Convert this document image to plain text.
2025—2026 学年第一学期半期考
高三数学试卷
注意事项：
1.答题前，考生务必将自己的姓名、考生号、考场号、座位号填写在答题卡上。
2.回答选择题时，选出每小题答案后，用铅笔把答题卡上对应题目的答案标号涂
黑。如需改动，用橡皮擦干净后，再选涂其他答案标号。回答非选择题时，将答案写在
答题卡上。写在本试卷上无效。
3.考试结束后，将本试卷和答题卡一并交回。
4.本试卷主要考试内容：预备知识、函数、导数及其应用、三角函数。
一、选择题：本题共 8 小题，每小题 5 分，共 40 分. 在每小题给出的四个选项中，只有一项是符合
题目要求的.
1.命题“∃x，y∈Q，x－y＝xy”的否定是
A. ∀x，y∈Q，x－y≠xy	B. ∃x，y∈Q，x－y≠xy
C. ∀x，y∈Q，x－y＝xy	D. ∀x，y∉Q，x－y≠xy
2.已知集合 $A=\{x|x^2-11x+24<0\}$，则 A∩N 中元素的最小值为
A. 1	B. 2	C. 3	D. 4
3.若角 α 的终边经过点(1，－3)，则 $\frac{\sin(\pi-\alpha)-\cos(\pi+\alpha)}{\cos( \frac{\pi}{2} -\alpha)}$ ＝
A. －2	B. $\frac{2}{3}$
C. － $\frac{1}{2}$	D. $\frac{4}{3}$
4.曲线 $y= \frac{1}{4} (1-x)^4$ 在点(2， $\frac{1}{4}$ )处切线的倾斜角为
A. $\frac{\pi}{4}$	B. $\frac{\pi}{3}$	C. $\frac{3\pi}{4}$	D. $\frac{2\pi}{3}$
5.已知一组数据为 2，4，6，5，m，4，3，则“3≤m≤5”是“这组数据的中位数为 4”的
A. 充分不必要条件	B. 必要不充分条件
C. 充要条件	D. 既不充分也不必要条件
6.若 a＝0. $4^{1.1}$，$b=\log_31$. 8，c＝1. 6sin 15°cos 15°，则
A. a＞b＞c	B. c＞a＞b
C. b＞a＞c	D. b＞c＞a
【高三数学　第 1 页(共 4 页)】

###

=== Aim ===
Transcribe each record exactly. Leave nothing out.

=== Response to this exercise ===
Convert this document image to plain text.
2025—2026 学年第一学期半期考
高三数学试卷
注意事项：
1.答题前，考生务必将自己的姓名、考生号、考场号、座位号填写在答题卡上。
2.回答选择题时，选出每小题答案后，用铅笔把答题卡上对应题目的答案标号涂
黑。如需改动，用橡皮擦干净后，再选涂其他答案标号。回答非选择题时，将答案写在
答题卡上。写在本试卷上无效。
3.考试结束后，将本试卷和答题卡一并交回。
4.本试卷主要考试内容：预备知识、函数、导数及其应用、三角函数。
一、选择题：本题共 8 小题，每小题 5 分，共 40 分. 在每小题给出的四个选项中，只有一项是符合
题目要求的.
1.命题“∃x，y∈Q，x－y＝xy”的否定是
A. ∀x，y∈Q，x－y≠xy	B. ∃x，y∈Q，x－y≠xy
C. ∀x，y∈Q，x－y＝xy	D. ∀x，y∉Q，x－y≠xy
2.已知集合 $A=\{x|x^2-11x+24<0\}$，则 A∩N 中元素的最小值为
A. 1	B. 2	C. 3	D. 4
3.若角 α 的终边经过点(1，－3)，则 $\frac{\sin(\pi-\alpha)-\cos(\pi+\alpha)}{\cos( \frac{\pi}{2} -\alpha)}$ ＝
A. －2	B. $\frac{2}{3}$
C. － $\frac{1}{2}$	D. $\frac{4}{3}$
4.曲线 $y= \frac{1}{4} (1-x)^4$ 在点(2， $\frac{1}{4}$ )处切线的倾斜角为
A. $\frac{\pi}{4}$	B. $\frac{\pi}{3}$	C. $\frac{3\pi}{4}$	D. $\frac{2\pi}{3}$
5.已知一组数据为 2，4，6，5，m，4，3，则“3≤m≤5”是“这组数据的中位数为 4”的
A. 充分不必要条件	B. 必要不充分条件
C. 充要条件	D. 既不充分也不必要条件
6.若 a＝0. $4^{1.1}$，$b=\log_31$. 8，c＝1. 6sin 15°cos 15°，则
A. a＞b＞c	B. c＞a＞b
C. b＞a＞c	D. b＞c＞a
【高三数学　第 1 页(共 4 页)】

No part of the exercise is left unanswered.